Omit the images. Copy each entry word for word.

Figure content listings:
________

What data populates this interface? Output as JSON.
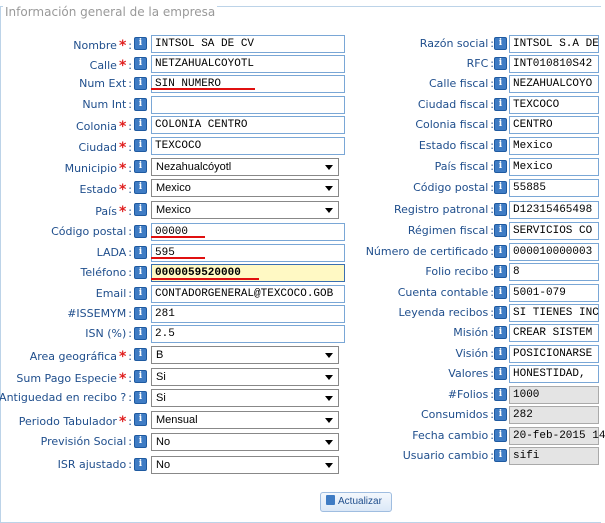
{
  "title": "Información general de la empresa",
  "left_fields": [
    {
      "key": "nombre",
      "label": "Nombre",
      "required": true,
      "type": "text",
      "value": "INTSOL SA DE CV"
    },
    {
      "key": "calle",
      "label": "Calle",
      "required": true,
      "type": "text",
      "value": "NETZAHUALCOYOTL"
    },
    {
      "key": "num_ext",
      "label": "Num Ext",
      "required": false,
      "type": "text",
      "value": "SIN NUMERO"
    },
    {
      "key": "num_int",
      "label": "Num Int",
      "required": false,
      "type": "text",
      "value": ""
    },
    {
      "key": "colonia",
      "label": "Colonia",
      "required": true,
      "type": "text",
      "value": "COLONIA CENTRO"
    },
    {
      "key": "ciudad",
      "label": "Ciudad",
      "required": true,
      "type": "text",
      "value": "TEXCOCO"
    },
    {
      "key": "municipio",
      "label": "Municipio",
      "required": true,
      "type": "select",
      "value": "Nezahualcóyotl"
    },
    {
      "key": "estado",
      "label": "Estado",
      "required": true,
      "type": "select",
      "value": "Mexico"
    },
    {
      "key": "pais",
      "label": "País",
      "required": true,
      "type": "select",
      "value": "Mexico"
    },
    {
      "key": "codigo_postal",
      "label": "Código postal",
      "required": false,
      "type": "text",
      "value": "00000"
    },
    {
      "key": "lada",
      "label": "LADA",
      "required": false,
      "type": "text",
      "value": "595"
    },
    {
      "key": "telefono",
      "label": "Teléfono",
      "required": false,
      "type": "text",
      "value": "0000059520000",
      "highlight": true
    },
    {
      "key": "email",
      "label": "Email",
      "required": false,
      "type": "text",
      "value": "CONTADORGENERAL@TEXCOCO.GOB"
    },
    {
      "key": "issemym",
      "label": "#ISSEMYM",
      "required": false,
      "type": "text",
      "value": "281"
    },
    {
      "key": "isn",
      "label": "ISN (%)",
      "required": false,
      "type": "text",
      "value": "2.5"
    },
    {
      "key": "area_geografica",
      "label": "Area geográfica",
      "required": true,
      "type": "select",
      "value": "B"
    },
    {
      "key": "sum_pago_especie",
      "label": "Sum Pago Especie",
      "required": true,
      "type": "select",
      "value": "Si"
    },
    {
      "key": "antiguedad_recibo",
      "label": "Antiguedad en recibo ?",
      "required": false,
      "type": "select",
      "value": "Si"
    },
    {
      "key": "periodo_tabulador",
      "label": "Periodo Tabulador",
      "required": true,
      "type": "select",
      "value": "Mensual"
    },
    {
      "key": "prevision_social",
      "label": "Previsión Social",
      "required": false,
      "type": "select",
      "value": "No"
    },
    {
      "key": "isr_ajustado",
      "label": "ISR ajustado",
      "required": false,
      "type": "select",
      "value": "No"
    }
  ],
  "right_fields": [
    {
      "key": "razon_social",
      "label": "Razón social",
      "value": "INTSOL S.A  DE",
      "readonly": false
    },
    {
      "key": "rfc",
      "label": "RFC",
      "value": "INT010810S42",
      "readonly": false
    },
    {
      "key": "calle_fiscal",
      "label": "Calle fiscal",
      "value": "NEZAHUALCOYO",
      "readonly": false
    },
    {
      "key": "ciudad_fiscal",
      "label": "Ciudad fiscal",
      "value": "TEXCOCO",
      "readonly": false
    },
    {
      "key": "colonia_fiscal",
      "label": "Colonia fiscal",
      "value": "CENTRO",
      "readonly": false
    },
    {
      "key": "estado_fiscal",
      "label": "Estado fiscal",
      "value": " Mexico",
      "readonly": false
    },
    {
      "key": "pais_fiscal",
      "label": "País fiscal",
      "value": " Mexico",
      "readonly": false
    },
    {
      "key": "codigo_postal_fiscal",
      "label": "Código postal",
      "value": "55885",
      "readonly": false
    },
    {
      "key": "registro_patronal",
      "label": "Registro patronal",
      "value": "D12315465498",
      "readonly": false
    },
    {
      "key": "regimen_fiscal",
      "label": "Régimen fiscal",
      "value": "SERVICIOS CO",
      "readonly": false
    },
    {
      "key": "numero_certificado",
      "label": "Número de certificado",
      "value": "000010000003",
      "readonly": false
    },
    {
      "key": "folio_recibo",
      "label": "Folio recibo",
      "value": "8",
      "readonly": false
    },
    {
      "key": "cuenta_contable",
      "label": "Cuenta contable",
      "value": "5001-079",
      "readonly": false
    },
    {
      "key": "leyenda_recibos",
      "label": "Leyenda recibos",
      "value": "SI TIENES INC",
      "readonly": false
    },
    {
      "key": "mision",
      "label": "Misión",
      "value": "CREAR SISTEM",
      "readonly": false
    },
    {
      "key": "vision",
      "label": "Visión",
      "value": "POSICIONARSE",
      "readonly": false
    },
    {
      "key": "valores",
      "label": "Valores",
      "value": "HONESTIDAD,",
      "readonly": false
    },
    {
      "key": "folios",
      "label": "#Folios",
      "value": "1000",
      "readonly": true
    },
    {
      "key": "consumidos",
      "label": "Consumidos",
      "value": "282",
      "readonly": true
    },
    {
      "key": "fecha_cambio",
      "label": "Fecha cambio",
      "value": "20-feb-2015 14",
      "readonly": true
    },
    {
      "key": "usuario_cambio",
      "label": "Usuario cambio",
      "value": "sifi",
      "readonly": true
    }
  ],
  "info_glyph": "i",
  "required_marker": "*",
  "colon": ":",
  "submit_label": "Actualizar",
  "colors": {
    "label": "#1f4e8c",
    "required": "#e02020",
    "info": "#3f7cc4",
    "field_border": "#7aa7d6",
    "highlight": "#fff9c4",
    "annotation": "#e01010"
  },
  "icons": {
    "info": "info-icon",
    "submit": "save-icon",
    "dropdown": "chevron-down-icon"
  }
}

________

## TASK RESULT
What data populates this interface? Output as JSON.
{
  "title": "Información general de la empresa",
  "left_fields": [
    {
      "key": "nombre",
      "label": "Nombre",
      "required": true,
      "type": "text",
      "value": "INTSOL SA DE CV"
    },
    {
      "key": "calle",
      "label": "Calle",
      "required": true,
      "type": "text",
      "value": "NETZAHUALCOYOTL"
    },
    {
      "key": "num_ext",
      "label": "Num Ext",
      "required": false,
      "type": "text",
      "value": "SIN NUMERO"
    },
    {
      "key": "num_int",
      "label": "Num Int",
      "required": false,
      "type": "text",
      "value": ""
    },
    {
      "key": "colonia",
      "label": "Colonia",
      "required": true,
      "type": "text",
      "value": "COLONIA CENTRO"
    },
    {
      "key": "ciudad",
      "label": "Ciudad",
      "required": true,
      "type": "text",
      "value": "TEXCOCO"
    },
    {
      "key": "municipio",
      "label": "Municipio",
      "required": true,
      "type": "select",
      "value": "Nezahualcóyotl"
    },
    {
      "key": "estado",
      "label": "Estado",
      "required": true,
      "type": "select",
      "value": "Mexico"
    },
    {
      "key": "pais",
      "label": "País",
      "required": true,
      "type": "select",
      "value": "Mexico"
    },
    {
      "key": "codigo_postal",
      "label": "Código postal",
      "required": false,
      "type": "text",
      "value": "00000"
    },
    {
      "key": "lada",
      "label": "LADA",
      "required": false,
      "type": "text",
      "value": "595"
    },
    {
      "key": "telefono",
      "label": "Teléfono",
      "required": false,
      "type": "text",
      "value": "0000059520000",
      "highlight": true
    },
    {
      "key": "email",
      "label": "Email",
      "required": false,
      "type": "text",
      "value": "CONTADORGENERAL@TEXCOCO.GOB"
    },
    {
      "key": "issemym",
      "label": "#ISSEMYM",
      "required": false,
      "type": "text",
      "value": "281"
    },
    {
      "key": "isn",
      "label": "ISN (%)",
      "required": false,
      "type": "text",
      "value": "2.5"
    },
    {
      "key": "area_geografica",
      "label": "Area geográfica",
      "required": true,
      "type": "select",
      "value": "B"
    },
    {
      "key": "sum_pago_especie",
      "label": "Sum Pago Especie",
      "required": true,
      "type": "select",
      "value": "Si"
    },
    {
      "key": "antiguedad_recibo",
      "label": "Antiguedad en recibo ?",
      "required": false,
      "type": "select",
      "value": "Si"
    },
    {
      "key": "periodo_tabulador",
      "label": "Periodo Tabulador",
      "required": true,
      "type": "select",
      "value": "Mensual"
    },
    {
      "key": "prevision_social",
      "label": "Previsión Social",
      "required": false,
      "type": "select",
      "value": "No"
    },
    {
      "key": "isr_ajustado",
      "label": "ISR ajustado",
      "required": false,
      "type": "select",
      "value": "No"
    }
  ],
  "right_fields": [
    {
      "key": "razon_social",
      "label": "Razón social",
      "value": "INTSOL S.A  DE",
      "readonly": false
    },
    {
      "key": "rfc",
      "label": "RFC",
      "value": "INT010810S42",
      "readonly": false
    },
    {
      "key": "calle_fiscal",
      "label": "Calle fiscal",
      "value": "NEZAHUALCOYO",
      "readonly": false
    },
    {
      "key": "ciudad_fiscal",
      "label": "Ciudad fiscal",
      "value": "TEXCOCO",
      "readonly": false
    },
    {
      "key": "colonia_fiscal",
      "label": "Colonia fiscal",
      "value": "CENTRO",
      "readonly": false
    },
    {
      "key": "estado_fiscal",
      "label": "Estado fiscal",
      "value": " Mexico",
      "readonly": false
    },
    {
      "key": "pais_fiscal",
      "label": "País fiscal",
      "value": " Mexico",
      "readonly": false
    },
    {
      "key": "codigo_postal_fiscal",
      "label": "Código postal",
      "value": "55885",
      "readonly": false
    },
    {
      "key": "registro_patronal",
      "label": "Registro patronal",
      "value": "D12315465498",
      "readonly": false
    },
    {
      "key": "regimen_fiscal",
      "label": "Régimen fiscal",
      "value": "SERVICIOS CO",
      "readonly": false
    },
    {
      "key": "numero_certificado",
      "label": "Número de certificado",
      "value": "000010000003",
      "readonly": false
    },
    {
      "key": "folio_recibo",
      "label": "Folio recibo",
      "value": "8",
      "readonly": false
    },
    {
      "key": "cuenta_contable",
      "label": "Cuenta contable",
      "value": "5001-079",
      "readonly": false
    },
    {
      "key": "leyenda_recibos",
      "label": "Leyenda recibos",
      "value": "SI TIENES INC",
      "readonly": false
    },
    {
      "key": "mision",
      "label": "Misión",
      "value": "CREAR SISTEM",
      "readonly": false
    },
    {
      "key": "vision",
      "label": "Visión",
      "value": "POSICIONARSE",
      "readonly": false
    },
    {
      "key": "valores",
      "label": "Valores",
      "value": "HONESTIDAD,",
      "readonly": false
    },
    {
      "key": "folios",
      "label": "#Folios",
      "value": "1000",
      "readonly": true
    },
    {
      "key": "consumidos",
      "label": "Consumidos",
      "value": "282",
      "readonly": true
    },
    {
      "key": "fecha_cambio",
      "label": "Fecha cambio",
      "value": "20-feb-2015 14",
      "readonly": true
    },
    {
      "key": "usuario_cambio",
      "label": "Usuario cambio",
      "value": "sifi",
      "readonly": true
    }
  ],
  "info_glyph": "i",
  "required_marker": "*",
  "colon": ":",
  "submit_label": "Actualizar",
  "colors": {
    "label": "#1f4e8c",
    "required": "#e02020",
    "info": "#3f7cc4",
    "field_border": "#7aa7d6",
    "highlight": "#fff9c4",
    "annotation": "#e01010"
  },
  "icons": {
    "info": "info-icon",
    "submit": "save-icon",
    "dropdown": "chevron-down-icon"
  }
}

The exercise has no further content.